Can you transcribe every entry word for word, skipping the images?

[Begin DATA LISTING]

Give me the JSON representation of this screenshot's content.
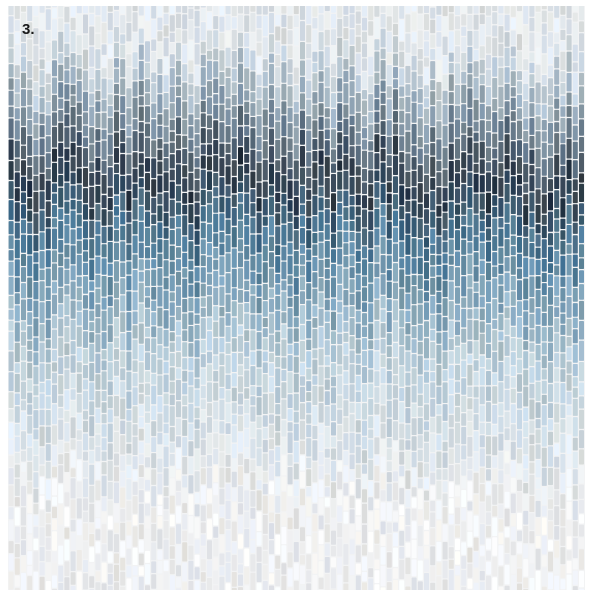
{
  "figure": {
    "label": "3."
  },
  "mosaic": {
    "palette": {
      "top": "#dfe5ea",
      "band": "#2b3644",
      "band_blue": "#4c7b98",
      "mid": "#a9c3d2",
      "bottom": "#eeeff1",
      "grout": "#f2f3f4"
    }
  }
}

[End DATA LISTING]

• [SOLUTION FOR THIS TASK]:
Give me the JSON representation of this screenshot's content.
{
  "figure": {
    "label": "3."
  },
  "mosaic": {
    "palette": {
      "top": "#dfe5ea",
      "band": "#2b3644",
      "band_blue": "#4c7b98",
      "mid": "#a9c3d2",
      "bottom": "#eeeff1",
      "grout": "#f2f3f4"
    }
  }
}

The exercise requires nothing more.